[BEGIN Data to process]
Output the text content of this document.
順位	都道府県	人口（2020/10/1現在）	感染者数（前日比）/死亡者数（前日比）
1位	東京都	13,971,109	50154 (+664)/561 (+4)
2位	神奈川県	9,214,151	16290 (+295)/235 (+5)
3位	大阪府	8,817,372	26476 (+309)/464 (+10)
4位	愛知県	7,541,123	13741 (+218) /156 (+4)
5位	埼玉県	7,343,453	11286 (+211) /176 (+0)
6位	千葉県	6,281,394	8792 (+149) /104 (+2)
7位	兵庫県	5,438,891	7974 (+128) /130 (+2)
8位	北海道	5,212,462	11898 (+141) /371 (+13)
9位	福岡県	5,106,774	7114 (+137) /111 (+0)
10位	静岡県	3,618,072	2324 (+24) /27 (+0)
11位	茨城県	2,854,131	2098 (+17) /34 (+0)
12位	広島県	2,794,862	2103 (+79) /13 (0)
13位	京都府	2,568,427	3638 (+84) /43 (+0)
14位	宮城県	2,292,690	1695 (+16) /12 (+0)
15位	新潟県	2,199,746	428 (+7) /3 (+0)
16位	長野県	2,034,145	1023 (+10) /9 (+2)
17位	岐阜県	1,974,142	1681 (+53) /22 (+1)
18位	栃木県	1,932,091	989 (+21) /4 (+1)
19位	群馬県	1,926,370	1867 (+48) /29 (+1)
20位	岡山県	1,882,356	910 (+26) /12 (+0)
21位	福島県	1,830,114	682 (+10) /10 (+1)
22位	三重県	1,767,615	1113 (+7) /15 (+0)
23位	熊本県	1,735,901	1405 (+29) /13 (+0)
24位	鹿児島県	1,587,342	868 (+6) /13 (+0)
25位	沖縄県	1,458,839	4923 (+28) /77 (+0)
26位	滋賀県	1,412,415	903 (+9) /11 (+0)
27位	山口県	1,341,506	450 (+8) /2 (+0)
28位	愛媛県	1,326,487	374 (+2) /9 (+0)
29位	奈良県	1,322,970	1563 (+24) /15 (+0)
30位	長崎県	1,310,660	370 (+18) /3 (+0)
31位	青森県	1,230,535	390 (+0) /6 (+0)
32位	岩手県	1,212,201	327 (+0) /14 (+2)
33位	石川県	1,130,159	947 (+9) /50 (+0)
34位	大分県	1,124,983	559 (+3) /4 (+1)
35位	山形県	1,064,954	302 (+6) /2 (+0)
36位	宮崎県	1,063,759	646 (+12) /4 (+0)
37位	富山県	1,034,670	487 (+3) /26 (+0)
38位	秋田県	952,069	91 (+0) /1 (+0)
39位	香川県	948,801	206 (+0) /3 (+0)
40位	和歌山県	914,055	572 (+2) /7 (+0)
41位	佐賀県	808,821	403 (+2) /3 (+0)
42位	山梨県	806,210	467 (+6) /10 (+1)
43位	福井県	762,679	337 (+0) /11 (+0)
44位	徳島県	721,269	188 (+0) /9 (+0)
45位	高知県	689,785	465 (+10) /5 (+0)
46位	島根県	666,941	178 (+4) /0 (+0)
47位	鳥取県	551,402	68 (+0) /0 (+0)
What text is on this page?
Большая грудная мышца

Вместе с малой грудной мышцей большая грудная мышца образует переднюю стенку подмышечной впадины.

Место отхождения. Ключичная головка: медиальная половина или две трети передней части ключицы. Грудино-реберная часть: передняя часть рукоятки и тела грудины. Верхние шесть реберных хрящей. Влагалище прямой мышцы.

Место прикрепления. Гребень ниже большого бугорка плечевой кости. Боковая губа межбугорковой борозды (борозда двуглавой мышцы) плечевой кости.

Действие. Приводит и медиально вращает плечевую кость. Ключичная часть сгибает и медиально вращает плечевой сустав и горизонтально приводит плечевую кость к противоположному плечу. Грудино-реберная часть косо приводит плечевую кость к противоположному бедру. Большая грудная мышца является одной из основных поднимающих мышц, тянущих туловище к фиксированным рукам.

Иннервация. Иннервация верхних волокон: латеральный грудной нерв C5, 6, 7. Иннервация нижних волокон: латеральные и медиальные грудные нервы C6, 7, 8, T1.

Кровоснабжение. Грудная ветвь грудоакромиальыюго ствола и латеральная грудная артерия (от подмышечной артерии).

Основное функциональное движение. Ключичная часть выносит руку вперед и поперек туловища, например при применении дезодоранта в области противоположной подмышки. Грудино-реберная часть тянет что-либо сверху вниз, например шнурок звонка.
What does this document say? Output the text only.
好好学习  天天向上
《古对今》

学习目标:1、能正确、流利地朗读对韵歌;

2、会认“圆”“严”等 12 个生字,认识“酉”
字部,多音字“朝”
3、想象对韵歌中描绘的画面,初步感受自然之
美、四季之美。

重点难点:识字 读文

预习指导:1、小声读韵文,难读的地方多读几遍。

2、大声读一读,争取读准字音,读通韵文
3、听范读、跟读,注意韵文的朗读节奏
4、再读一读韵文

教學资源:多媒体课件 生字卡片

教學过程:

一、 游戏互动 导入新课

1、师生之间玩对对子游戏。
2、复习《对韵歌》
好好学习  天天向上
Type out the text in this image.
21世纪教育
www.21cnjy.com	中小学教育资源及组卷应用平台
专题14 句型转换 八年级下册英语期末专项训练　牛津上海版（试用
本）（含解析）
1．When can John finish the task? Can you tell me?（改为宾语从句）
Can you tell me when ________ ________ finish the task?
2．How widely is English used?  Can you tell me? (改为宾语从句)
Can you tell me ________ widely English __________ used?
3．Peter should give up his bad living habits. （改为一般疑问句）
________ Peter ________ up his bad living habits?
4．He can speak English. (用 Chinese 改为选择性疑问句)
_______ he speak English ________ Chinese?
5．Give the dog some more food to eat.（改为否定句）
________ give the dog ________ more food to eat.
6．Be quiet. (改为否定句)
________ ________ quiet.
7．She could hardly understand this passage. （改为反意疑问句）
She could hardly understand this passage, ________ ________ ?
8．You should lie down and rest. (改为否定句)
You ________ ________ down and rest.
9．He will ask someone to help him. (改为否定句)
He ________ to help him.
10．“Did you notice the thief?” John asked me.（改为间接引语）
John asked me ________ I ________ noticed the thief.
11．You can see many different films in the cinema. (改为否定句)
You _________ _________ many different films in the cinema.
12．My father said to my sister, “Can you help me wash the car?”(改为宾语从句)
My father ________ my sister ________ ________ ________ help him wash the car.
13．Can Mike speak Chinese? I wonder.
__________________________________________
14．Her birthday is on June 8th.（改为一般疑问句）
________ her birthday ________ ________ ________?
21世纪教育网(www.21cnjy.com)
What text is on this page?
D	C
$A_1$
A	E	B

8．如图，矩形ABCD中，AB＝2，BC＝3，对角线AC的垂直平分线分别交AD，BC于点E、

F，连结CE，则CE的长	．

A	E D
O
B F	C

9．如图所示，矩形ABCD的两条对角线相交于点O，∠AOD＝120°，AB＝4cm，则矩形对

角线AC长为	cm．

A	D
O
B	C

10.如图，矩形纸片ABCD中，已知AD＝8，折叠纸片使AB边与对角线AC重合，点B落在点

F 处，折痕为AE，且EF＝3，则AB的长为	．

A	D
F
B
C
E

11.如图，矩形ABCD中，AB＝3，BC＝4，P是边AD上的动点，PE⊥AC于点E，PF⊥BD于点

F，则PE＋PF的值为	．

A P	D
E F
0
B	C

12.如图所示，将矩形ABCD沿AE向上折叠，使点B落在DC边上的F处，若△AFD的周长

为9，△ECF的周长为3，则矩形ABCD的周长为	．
[END Data to process]
Repeat every line of the material exactly as given.

Output the text content of this document.
順位	都道府県	人口（2020/10/1現在）	感染者数（前日比）/死亡者数（前日比）
1位	東京都	13,971,109	50154 (+664)/561 (+4)
2位	神奈川県	9,214,151	16290 (+295)/235 (+5)
3位	大阪府	8,817,372	26476 (+309)/464 (+10)
4位	愛知県	7,541,123	13741 (+218) /156 (+4)
5位	埼玉県	7,343,453	11286 (+211) /176 (+0)
6位	千葉県	6,281,394	8792 (+149) /104 (+2)
7位	兵庫県	5,438,891	7974 (+128) /130 (+2)
8位	北海道	5,212,462	11898 (+141) /371 (+13)
9位	福岡県	5,106,774	7114 (+137) /111 (+0)
10位	静岡県	3,618,072	2324 (+24) /27 (+0)
11位	茨城県	2,854,131	2098 (+17) /34 (+0)
12位	広島県	2,794,862	2103 (+79) /13 (0)
13位	京都府	2,568,427	3638 (+84) /43 (+0)
14位	宮城県	2,292,690	1695 (+16) /12 (+0)
15位	新潟県	2,199,746	428 (+7) /3 (+0)
16位	長野県	2,034,145	1023 (+10) /9 (+2)
17位	岐阜県	1,974,142	1681 (+53) /22 (+1)
18位	栃木県	1,932,091	989 (+21) /4 (+1)
19位	群馬県	1,926,370	1867 (+48) /29 (+1)
20位	岡山県	1,882,356	910 (+26) /12 (+0)
21位	福島県	1,830,114	682 (+10) /10 (+1)
22位	三重県	1,767,615	1113 (+7) /15 (+0)
23位	熊本県	1,735,901	1405 (+29) /13 (+0)
24位	鹿児島県	1,587,342	868 (+6) /13 (+0)
25位	沖縄県	1,458,839	4923 (+28) /77 (+0)
26位	滋賀県	1,412,415	903 (+9) /11 (+0)
27位	山口県	1,341,506	450 (+8) /2 (+0)
28位	愛媛県	1,326,487	374 (+2) /9 (+0)
29位	奈良県	1,322,970	1563 (+24) /15 (+0)
30位	長崎県	1,310,660	370 (+18) /3 (+0)
31位	青森県	1,230,535	390 (+0) /6 (+0)
32位	岩手県	1,212,201	327 (+0) /14 (+2)
33位	石川県	1,130,159	947 (+9) /50 (+0)
34位	大分県	1,124,983	559 (+3) /4 (+1)
35位	山形県	1,064,954	302 (+6) /2 (+0)
36位	宮崎県	1,063,759	646 (+12) /4 (+0)
37位	富山県	1,034,670	487 (+3) /26 (+0)
38位	秋田県	952,069	91 (+0) /1 (+0)
39位	香川県	948,801	206 (+0) /3 (+0)
40位	和歌山県	914,055	572 (+2) /7 (+0)
41位	佐賀県	808,821	403 (+2) /3 (+0)
42位	山梨県	806,210	467 (+6) /10 (+1)
43位	福井県	762,679	337 (+0) /11 (+0)
44位	徳島県	721,269	188 (+0) /9 (+0)
45位	高知県	689,785	465 (+10) /5 (+0)
46位	島根県	666,941	178 (+4) /0 (+0)
47位	鳥取県	551,402	68 (+0) /0 (+0)
What text is on this page?
Большая грудная мышца

Вместе с малой грудной мышцей большая грудная мышца образует переднюю стенку подмышечной впадины.

Место отхождения. Ключичная головка: медиальная половина или две трети передней части ключицы. Грудино-реберная часть: передняя часть рукоятки и тела грудины. Верхние шесть реберных хрящей. Влагалище прямой мышцы.

Место прикрепления. Гребень ниже большого бугорка плечевой кости. Боковая губа межбугорковой борозды (борозда двуглавой мышцы) плечевой кости.

Действие. Приводит и медиально вращает плечевую кость. Ключичная часть сгибает и медиально вращает плечевой сустав и горизонтально приводит плечевую кость к противоположному плечу. Грудино-реберная часть косо приводит плечевую кость к противоположному бедру. Большая грудная мышца является одной из основных поднимающих мышц, тянущих туловище к фиксированным рукам.

Иннервация. Иннервация верхних волокон: латеральный грудной нерв C5, 6, 7. Иннервация нижних волокон: латеральные и медиальные грудные нервы C6, 7, 8, T1.

Кровоснабжение. Грудная ветвь грудоакромиальыюго ствола и латеральная грудная артерия (от подмышечной артерии).

Основное функциональное движение. Ключичная часть выносит руку вперед и поперек туловища, например при применении дезодоранта в области противоположной подмышки. Грудино-реберная часть тянет что-либо сверху вниз, например шнурок звонка.
What does this document say? Output the text only.
好好学习  天天向上
《古对今》

学习目标:1、能正确、流利地朗读对韵歌;

2、会认“圆”“严”等 12 个生字,认识“酉”
字部,多音字“朝”
3、想象对韵歌中描绘的画面,初步感受自然之
美、四季之美。

重点难点:识字 读文

预习指导:1、小声读韵文,难读的地方多读几遍。

2、大声读一读,争取读准字音,读通韵文
3、听范读、跟读,注意韵文的朗读节奏
4、再读一读韵文

教學资源:多媒体课件 生字卡片

教學过程:

一、 游戏互动 导入新课

1、师生之间玩对对子游戏。
2、复习《对韵歌》
好好学习  天天向上
Type out the text in this image.
21世纪教育
www.21cnjy.com	中小学教育资源及组卷应用平台
专题14 句型转换 八年级下册英语期末专项训练　牛津上海版（试用
本）（含解析）
1．When can John finish the task? Can you tell me?（改为宾语从句）
Can you tell me when ________ ________ finish the task?
2．How widely is English used?  Can you tell me? (改为宾语从句)
Can you tell me ________ widely English __________ used?
3．Peter should give up his bad living habits. （改为一般疑问句）
________ Peter ________ up his bad living habits?
4．He can speak English. (用 Chinese 改为选择性疑问句)
_______ he speak English ________ Chinese?
5．Give the dog some more food to eat.（改为否定句）
________ give the dog ________ more food to eat.
6．Be quiet. (改为否定句)
________ ________ quiet.
7．She could hardly understand this passage. （改为反意疑问句）
She could hardly understand this passage, ________ ________ ?
8．You should lie down and rest. (改为否定句)
You ________ ________ down and rest.
9．He will ask someone to help him. (改为否定句)
He ________ to help him.
10．“Did you notice the thief?” John asked me.（改为间接引语）
John asked me ________ I ________ noticed the thief.
11．You can see many different films in the cinema. (改为否定句)
You _________ _________ many different films in the cinema.
12．My father said to my sister, “Can you help me wash the car?”(改为宾语从句)
My father ________ my sister ________ ________ ________ help him wash the car.
13．Can Mike speak Chinese? I wonder.
__________________________________________
14．Her birthday is on June 8th.（改为一般疑问句）
________ her birthday ________ ________ ________?
21世纪教育网(www.21cnjy.com)
What text is on this page?
D	C
$A_1$
A	E	B

8．如图，矩形ABCD中，AB＝2，BC＝3，对角线AC的垂直平分线分别交AD，BC于点E、

F，连结CE，则CE的长	．

A	E D
O
B F	C

9．如图所示，矩形ABCD的两条对角线相交于点O，∠AOD＝120°，AB＝4cm，则矩形对

角线AC长为	cm．

A	D
O
B	C

10.如图，矩形纸片ABCD中，已知AD＝8，折叠纸片使AB边与对角线AC重合，点B落在点

F 处，折痕为AE，且EF＝3，则AB的长为	．

A	D
F
B
C
E

11.如图，矩形ABCD中，AB＝3，BC＝4，P是边AD上的动点，PE⊥AC于点E，PF⊥BD于点

F，则PE＋PF的值为	．

A P	D
E F
0
B	C

12.如图所示，将矩形ABCD沿AE向上折叠，使点B落在DC边上的F处，若△AFD的周长

为9，△ECF的周长为3，则矩形ABCD的周长为	．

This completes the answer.